What is needed
Report each line of the data that has "false" somewhere in it.

------------------------------------------------------------

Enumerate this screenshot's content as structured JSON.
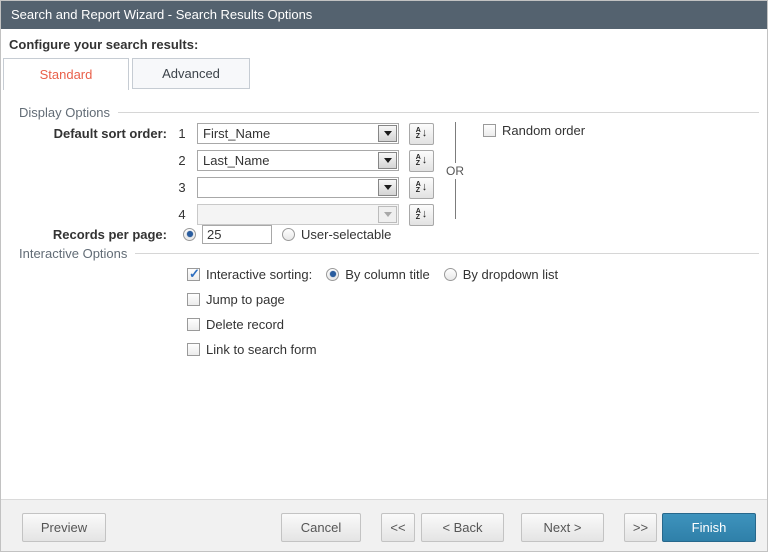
{
  "titlebar": {
    "title": "Search and Report Wizard - Search Results Options"
  },
  "header": {
    "text": "Configure your search results:"
  },
  "tabs": {
    "standard": {
      "label": "Standard",
      "active": true
    },
    "advanced": {
      "label": "Advanced",
      "active": false
    }
  },
  "display": {
    "section_label": "Display Options",
    "sort_label": "Default sort order:",
    "rows": [
      {
        "num": "1",
        "value": "First_Name",
        "disabled": false
      },
      {
        "num": "2",
        "value": "Last_Name",
        "disabled": false
      },
      {
        "num": "3",
        "value": "",
        "disabled": false
      },
      {
        "num": "4",
        "value": "",
        "disabled": true
      }
    ],
    "or_label": "OR",
    "random_label": "Random order",
    "random_checked": false,
    "records_label": "Records per page:",
    "records_value": "25",
    "records_radio_selected": true,
    "user_selectable_label": "User-selectable",
    "user_selectable_selected": false
  },
  "interactive": {
    "section_label": "Interactive Options",
    "sorting_label": "Interactive sorting:",
    "sorting_checked": true,
    "by_column_label": "By column title",
    "by_column_selected": true,
    "by_dropdown_label": "By dropdown list",
    "by_dropdown_selected": false,
    "jump_label": "Jump to page",
    "jump_checked": false,
    "delete_label": "Delete record",
    "delete_checked": false,
    "link_label": "Link to search form",
    "link_checked": false
  },
  "footer": {
    "preview": "Preview",
    "cancel": "Cancel",
    "first": "<<",
    "back": "< Back",
    "next": "Next >",
    "last": ">>",
    "finish": "Finish"
  },
  "icons": {
    "check": "✓",
    "sort_a": "A",
    "sort_z": "Z",
    "sort_down_arrow": "↓"
  },
  "colors": {
    "titlebar_bg": "#54626f",
    "active_tab_text": "#e9604a",
    "finish_button_bg": "#3389b3",
    "check_blue": "#2e6fc0",
    "radio_blue": "#2a5d9f"
  }
}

------------------------------------------------------------

Answer to the task
      "active": false
        "disabled": false
        "disabled": false
        "disabled": false
    "random_checked": false,
    "user_selectable_selected": false
    "by_dropdown_selected": false,
    "jump_checked": false,
    "delete_checked": false,
    "link_checked": false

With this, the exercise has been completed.